WHAT NEEDS TO BE DONE: Pick out and copy every line below that has the word "stacked".
=-=-=
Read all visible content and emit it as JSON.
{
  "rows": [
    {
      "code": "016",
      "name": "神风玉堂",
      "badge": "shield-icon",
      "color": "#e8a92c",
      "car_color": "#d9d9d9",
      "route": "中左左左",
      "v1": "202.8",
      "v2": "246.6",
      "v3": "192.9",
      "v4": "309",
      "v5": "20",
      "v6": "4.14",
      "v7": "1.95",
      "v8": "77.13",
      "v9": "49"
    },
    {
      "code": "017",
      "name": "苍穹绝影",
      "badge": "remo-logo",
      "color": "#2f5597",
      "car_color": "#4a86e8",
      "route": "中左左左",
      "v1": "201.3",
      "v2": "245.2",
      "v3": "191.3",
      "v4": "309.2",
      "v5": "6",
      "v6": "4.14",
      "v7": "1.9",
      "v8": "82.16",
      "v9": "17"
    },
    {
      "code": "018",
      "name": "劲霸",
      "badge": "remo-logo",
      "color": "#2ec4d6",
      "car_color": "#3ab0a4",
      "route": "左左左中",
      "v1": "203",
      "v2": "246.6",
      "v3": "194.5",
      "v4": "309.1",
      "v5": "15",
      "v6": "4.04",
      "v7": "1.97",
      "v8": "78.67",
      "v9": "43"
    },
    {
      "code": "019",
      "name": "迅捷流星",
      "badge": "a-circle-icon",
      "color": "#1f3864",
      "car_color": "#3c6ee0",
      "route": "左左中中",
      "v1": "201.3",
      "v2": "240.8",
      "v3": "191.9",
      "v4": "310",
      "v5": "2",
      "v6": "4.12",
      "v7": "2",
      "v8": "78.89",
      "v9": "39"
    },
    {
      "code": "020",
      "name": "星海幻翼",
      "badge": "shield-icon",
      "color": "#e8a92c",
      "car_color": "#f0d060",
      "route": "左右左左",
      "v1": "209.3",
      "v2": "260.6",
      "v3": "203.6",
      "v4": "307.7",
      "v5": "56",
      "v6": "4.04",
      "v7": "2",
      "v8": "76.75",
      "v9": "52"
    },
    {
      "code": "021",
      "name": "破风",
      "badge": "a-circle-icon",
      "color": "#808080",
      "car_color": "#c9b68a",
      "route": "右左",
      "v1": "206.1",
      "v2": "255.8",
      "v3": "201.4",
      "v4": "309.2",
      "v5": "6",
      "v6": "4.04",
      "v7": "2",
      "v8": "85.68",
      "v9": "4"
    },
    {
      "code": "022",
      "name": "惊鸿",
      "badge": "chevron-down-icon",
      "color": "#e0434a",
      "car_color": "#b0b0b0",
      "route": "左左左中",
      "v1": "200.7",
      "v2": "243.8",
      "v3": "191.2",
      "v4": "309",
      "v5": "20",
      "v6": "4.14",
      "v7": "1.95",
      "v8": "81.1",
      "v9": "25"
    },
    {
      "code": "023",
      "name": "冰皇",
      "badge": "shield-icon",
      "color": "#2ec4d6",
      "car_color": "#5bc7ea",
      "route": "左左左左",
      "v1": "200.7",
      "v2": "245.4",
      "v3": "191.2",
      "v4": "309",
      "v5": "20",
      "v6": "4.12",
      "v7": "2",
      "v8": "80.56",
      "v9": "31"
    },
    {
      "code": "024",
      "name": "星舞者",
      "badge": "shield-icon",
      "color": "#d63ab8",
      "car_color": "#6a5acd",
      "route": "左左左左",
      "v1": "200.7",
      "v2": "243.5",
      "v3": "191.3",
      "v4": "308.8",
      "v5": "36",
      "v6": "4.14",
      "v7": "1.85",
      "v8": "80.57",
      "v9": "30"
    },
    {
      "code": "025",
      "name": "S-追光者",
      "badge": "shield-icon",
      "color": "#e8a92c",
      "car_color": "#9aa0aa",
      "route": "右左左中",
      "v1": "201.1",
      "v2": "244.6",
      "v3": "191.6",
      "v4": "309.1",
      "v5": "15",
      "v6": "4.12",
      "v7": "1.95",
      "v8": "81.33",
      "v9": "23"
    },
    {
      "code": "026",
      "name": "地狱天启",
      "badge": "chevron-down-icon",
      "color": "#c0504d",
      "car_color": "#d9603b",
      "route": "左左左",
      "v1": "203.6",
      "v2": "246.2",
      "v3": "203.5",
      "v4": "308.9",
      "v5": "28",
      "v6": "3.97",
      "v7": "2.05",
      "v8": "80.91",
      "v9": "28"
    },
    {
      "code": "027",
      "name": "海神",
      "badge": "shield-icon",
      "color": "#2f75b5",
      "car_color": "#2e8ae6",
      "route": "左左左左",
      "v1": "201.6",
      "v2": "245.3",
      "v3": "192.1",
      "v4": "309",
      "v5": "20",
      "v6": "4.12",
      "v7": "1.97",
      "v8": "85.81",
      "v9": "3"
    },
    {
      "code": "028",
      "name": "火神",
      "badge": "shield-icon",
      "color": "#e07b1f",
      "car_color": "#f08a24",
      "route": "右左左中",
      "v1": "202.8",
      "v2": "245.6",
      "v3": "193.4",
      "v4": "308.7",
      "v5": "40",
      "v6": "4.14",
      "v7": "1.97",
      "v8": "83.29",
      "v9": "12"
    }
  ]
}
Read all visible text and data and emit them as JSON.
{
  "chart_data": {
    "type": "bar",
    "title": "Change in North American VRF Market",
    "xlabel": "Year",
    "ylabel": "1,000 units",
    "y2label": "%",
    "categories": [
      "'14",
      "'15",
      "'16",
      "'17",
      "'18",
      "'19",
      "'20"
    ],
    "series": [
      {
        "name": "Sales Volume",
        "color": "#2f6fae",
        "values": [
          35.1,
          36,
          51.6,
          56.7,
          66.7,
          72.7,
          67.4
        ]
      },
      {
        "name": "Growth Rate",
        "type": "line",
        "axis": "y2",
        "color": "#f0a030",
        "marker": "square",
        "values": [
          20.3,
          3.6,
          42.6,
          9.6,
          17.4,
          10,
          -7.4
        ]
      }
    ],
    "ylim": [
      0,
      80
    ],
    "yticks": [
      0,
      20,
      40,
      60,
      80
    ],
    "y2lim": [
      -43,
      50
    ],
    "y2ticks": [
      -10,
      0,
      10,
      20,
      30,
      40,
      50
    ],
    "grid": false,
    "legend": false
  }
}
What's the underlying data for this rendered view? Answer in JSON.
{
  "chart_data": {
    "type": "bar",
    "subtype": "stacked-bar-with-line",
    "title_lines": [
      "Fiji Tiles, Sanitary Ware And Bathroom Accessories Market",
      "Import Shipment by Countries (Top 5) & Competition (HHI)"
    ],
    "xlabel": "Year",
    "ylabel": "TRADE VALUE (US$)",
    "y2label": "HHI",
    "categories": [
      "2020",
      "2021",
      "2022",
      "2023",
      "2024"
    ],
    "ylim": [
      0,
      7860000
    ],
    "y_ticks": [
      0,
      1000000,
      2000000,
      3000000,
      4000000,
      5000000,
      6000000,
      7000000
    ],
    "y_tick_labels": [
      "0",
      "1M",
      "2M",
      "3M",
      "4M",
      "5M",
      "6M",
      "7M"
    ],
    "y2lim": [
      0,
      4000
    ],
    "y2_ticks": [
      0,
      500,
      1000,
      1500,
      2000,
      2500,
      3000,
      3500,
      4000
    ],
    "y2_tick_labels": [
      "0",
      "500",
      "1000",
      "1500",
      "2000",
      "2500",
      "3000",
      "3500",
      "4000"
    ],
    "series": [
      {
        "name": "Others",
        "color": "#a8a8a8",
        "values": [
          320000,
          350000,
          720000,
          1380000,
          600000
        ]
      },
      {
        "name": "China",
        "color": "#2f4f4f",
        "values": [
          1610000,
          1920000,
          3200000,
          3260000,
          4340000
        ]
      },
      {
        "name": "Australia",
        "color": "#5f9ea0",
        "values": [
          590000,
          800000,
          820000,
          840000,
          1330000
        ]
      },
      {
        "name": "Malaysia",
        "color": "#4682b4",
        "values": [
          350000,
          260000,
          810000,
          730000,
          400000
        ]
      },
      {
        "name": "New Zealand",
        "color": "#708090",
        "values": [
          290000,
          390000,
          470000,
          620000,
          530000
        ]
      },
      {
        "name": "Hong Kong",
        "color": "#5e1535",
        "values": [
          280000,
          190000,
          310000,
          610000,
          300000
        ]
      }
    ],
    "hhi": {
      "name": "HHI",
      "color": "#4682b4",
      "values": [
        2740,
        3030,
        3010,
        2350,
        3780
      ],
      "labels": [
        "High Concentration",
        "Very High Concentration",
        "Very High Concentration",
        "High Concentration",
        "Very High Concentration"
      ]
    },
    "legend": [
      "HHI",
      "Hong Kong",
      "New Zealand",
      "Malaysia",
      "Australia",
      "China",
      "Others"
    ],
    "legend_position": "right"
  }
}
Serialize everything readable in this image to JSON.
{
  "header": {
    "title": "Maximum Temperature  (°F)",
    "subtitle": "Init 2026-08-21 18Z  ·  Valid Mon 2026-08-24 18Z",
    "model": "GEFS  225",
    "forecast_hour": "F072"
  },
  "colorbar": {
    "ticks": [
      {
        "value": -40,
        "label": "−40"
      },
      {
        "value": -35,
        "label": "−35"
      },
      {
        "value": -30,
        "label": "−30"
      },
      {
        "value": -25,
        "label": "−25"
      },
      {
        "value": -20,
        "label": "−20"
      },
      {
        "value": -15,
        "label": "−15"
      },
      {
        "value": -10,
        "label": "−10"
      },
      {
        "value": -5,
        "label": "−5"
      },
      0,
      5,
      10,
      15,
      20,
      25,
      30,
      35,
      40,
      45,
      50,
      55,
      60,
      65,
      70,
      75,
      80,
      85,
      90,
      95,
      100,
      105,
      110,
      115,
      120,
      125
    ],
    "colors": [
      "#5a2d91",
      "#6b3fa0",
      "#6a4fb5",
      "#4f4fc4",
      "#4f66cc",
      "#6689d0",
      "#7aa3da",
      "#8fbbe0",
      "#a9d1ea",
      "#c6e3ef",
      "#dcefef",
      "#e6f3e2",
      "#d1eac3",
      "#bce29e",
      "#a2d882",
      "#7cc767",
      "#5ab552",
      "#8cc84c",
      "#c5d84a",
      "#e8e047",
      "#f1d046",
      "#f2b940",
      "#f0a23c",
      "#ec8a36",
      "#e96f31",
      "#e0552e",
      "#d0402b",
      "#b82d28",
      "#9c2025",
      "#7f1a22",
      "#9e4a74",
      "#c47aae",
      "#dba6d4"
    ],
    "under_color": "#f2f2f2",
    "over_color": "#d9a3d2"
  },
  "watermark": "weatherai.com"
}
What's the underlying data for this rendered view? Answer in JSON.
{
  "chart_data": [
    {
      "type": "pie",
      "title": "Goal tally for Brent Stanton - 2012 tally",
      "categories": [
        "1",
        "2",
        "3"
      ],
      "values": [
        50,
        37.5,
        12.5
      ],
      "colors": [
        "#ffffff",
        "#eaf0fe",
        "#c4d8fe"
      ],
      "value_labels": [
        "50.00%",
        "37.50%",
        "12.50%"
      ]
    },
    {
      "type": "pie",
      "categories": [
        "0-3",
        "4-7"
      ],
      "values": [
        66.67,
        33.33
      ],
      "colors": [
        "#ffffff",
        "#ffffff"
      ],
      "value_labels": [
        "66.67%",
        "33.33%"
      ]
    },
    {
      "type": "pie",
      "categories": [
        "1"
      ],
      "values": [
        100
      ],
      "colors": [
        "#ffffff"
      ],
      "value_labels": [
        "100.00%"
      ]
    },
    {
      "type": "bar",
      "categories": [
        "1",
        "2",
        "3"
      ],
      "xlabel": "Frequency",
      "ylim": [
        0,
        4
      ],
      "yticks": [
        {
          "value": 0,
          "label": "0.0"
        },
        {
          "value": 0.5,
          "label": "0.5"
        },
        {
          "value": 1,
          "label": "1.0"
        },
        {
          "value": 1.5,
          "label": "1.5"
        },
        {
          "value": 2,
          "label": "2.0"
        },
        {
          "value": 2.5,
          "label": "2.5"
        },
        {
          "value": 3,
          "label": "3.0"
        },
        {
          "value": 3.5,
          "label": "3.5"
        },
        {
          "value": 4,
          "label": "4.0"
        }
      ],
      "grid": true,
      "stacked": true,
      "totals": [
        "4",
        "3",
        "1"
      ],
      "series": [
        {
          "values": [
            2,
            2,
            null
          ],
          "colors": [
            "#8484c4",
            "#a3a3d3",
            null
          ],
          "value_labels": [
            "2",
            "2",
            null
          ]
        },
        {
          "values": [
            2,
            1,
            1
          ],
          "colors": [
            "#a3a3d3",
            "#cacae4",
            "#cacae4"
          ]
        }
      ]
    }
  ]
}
=-=-=
ANSWER TO THIS EXERCISE:
    "subtype": "stacked-bar-with-line",
      "stacked": true,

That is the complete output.